Segment Start: DOCUMENT SECTION

At 6 a.m. on screening day, about 150 people were lined up outside the front door.

When you are giving away free surgeries, that kind of thing can happen.

The next year, they did it the same way. Two hundred people were in line at first light.

This year, everyone chosen for the Surgical Day of Giving at Pueblo Surgical Center will be referred by a physician.

It will be easier this way. And besides, an awfully large number of doctors these days know patients who once could afford their services.

Three groups, Health4Haiti, International Surgical Missions and Colorado Technical University, will partner to provide free surgeries Oct. 9.

Those selected will come from the medically uninsured in Pueblo, a city with 9.8 percent unemployment, 18 percent uninsured and 40 percent considered overweight and in poor health.

“It is the working poor we are after,” says Cameron Allen, an organizer of the event and program chair of Colorado Technical University’s surgical technology program.

It will be people, he said, who’ve long put off medical care because of the cost.

In the first year, the program provided 57 surgeries. Last year, the number fell to 51. This year, he said, the number could be the highest ever.

We are not talking open- heart or lung surgeries here.

“It can be anything, really,” Allen said. “Gall bladders, hernias, that sort of thing. We’ll see a large number of noncancerous growths, what physicians call lumps and bumps, things that look like a marble under the skin.”

Nine surgeons have volunteered their time for the day, he said. In total, nearly 100 professionals, from nurses and various technicians to administrative staff and medical students, will volunteer.

Pueblo Surgical Center is donating equipment and the bulk of supplies needed, he said.

A group of surgeons came up with the idea for the free surgery day three years ago. They were in Mexico on a trip with International Surgical Missions, performing free surgeries for the poor there, Allen said.

“The thought arose that if we can do this here for the poor and needy of Mexico, why couldn’t we do the same thing back home?” he said.

ISM is a nonprofit, nonsectarian group that was started in 1996 by two young physicians who wanted to use what they had learned by helping the poor in other countries.

A surgical first-assistant and technologist by training, Allen has assisted on nine overseas trips, including three this year, in the Philippines, Ecuador and St. Vincent and the Grenadines.

He takes each trip on his own vacation time and pays the full cost of going.

“It is something I do in recognition that I have a very fortunate life,” Allen, 35, said. “And I have an employer kind enough to indulge this desire to give back.”

It is why he has worked both free surgery days and will work the third next month. It will be a day that starts at 6 a.m., and likely will not finish until 9 p.m.

“It’s not just me,” he said. “It is everyone involved in the program. We have certain skills and believe you have to give back in this life.”

Segment End: DOCUMENT SECTION

§ **WHAT THE TASK ASKS**: According to the free surgery day article, how many surgeons have volunteered their time for the event? The items after this point aren't needed for the work here.

Segment Start: RAW DATA

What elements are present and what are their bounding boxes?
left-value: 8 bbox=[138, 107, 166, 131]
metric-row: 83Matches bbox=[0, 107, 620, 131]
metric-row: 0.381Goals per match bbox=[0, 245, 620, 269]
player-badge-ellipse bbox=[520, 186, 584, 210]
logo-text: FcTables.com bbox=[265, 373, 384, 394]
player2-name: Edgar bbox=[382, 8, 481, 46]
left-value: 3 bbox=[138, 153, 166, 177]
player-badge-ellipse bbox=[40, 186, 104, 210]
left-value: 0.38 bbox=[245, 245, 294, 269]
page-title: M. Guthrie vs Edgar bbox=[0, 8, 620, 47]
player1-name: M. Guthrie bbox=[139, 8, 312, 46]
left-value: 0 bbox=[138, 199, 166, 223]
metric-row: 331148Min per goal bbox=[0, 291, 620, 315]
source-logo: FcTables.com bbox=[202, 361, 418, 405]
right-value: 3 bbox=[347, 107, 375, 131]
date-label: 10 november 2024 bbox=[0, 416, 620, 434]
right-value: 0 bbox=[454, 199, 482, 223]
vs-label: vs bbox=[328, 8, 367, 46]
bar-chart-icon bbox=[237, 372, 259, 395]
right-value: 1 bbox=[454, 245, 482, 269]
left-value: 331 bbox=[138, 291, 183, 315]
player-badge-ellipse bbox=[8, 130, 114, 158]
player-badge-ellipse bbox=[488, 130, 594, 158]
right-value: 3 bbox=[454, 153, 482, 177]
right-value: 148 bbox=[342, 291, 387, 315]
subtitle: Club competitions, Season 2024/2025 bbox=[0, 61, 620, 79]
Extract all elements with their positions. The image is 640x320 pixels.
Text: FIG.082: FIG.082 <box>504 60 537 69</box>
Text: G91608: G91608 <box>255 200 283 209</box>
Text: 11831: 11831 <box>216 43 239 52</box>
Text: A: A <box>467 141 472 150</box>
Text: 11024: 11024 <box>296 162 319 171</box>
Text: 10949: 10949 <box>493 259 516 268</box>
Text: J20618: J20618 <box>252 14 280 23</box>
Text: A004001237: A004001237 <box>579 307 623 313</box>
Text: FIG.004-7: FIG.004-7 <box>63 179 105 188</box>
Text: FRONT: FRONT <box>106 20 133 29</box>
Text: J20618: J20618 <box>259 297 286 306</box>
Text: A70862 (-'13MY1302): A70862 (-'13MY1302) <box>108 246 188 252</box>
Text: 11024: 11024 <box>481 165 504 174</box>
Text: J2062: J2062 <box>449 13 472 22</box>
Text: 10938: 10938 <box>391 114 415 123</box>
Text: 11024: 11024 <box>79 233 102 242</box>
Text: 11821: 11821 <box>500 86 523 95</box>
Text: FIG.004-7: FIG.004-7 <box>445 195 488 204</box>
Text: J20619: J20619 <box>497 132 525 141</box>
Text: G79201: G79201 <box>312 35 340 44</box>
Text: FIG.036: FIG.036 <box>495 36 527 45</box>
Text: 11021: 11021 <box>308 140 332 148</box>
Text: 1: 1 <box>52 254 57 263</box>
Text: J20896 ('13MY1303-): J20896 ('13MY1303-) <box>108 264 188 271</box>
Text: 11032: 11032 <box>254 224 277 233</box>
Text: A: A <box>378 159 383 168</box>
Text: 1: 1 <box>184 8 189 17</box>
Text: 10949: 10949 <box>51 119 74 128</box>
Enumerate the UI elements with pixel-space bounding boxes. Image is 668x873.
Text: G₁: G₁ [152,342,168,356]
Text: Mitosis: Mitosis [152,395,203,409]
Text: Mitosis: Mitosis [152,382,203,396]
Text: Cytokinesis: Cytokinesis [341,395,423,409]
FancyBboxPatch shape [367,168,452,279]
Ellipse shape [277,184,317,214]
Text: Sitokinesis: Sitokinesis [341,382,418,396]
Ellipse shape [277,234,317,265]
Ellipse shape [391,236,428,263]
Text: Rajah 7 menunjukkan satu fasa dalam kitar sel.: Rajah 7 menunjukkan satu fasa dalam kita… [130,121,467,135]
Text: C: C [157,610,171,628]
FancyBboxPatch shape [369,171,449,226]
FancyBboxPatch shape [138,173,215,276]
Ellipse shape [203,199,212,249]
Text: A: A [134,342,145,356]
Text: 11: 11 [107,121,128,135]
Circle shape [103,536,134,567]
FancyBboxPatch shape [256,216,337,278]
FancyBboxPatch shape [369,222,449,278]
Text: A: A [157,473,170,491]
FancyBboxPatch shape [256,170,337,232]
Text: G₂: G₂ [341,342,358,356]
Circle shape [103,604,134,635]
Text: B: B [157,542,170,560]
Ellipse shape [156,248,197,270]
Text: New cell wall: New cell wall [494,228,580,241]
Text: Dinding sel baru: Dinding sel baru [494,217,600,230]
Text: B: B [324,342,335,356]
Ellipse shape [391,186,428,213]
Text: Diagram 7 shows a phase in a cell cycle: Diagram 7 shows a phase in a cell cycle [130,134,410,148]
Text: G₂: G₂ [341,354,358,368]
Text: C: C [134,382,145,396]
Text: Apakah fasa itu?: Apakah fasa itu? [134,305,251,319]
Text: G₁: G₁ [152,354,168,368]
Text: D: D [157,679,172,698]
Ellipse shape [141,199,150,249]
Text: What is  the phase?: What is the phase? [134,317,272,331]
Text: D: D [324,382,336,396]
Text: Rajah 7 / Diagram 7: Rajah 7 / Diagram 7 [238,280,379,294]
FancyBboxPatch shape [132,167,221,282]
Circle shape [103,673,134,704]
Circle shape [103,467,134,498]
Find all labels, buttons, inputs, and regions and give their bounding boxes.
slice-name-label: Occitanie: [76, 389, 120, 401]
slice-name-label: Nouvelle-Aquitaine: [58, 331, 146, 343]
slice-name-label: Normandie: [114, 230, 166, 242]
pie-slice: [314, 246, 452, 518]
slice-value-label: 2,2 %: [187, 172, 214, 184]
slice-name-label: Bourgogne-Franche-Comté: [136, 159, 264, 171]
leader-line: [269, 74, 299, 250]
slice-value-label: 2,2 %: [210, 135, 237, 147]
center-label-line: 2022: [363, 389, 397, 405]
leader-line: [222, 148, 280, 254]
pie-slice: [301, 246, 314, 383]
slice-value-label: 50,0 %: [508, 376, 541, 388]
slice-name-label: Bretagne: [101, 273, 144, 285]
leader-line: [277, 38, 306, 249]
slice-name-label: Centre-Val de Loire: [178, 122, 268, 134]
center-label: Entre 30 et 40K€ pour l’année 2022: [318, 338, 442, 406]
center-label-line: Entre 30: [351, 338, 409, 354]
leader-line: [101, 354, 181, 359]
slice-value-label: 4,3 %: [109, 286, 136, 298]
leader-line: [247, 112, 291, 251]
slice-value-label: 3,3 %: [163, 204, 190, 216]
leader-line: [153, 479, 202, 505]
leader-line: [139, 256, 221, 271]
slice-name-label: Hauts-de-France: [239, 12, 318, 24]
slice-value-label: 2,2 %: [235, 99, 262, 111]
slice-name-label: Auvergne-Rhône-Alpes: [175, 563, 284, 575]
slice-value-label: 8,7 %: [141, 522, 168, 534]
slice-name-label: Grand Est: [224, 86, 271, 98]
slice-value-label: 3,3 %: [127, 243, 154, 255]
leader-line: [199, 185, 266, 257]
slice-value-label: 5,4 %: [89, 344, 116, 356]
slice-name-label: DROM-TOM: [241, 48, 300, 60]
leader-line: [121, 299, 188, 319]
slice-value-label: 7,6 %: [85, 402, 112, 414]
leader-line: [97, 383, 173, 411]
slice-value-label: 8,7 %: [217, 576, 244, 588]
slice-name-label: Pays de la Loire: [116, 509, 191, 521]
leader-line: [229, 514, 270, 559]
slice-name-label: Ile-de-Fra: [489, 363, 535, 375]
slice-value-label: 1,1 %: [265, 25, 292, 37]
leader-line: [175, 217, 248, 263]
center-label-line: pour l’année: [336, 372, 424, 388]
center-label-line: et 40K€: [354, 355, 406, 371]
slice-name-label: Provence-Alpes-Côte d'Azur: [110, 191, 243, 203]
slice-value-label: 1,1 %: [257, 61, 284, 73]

Segment End: RAW DATA

§ **RESPONSE BOX**: Nine surgeons.